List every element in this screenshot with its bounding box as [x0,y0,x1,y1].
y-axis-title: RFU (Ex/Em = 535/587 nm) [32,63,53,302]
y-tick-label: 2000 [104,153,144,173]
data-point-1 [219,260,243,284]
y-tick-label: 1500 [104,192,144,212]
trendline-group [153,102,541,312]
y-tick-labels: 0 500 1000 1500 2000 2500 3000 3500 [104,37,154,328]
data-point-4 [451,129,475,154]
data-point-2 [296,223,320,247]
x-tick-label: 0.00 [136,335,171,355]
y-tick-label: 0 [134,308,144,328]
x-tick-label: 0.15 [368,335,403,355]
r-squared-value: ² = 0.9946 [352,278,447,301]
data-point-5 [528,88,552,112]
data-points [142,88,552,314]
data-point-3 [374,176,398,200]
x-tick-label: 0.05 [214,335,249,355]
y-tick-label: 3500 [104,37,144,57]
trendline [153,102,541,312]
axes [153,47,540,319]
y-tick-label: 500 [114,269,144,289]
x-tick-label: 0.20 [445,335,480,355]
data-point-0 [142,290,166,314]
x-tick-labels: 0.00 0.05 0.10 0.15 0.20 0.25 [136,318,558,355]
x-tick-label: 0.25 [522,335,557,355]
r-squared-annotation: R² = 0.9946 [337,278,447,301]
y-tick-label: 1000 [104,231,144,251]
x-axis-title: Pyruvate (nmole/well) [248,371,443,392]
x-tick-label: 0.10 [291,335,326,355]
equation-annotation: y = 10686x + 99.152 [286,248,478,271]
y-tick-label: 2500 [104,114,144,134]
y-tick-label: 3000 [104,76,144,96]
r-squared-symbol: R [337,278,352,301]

CONSIGNE: Recopiez mot pour mot les lignes de la liste ci-dessus, du début de la liste jusqu'à la ligne contenant "data-point-2 [296,223,320,247]", celle-ci comprise.

RÉPONSE COMPLÈTE:
List every element in this screenshot with its bounding box as [x0,y0,x1,y1].
y-axis-title: RFU (Ex/Em = 535/587 nm) [32,63,53,302]
y-tick-label: 2000 [104,153,144,173]
data-point-1 [219,260,243,284]
y-tick-label: 1500 [104,192,144,212]
trendline-group [153,102,541,312]
y-tick-labels: 0 500 1000 1500 2000 2500 3000 3500 [104,37,154,328]
data-point-4 [451,129,475,154]
data-point-2 [296,223,320,247]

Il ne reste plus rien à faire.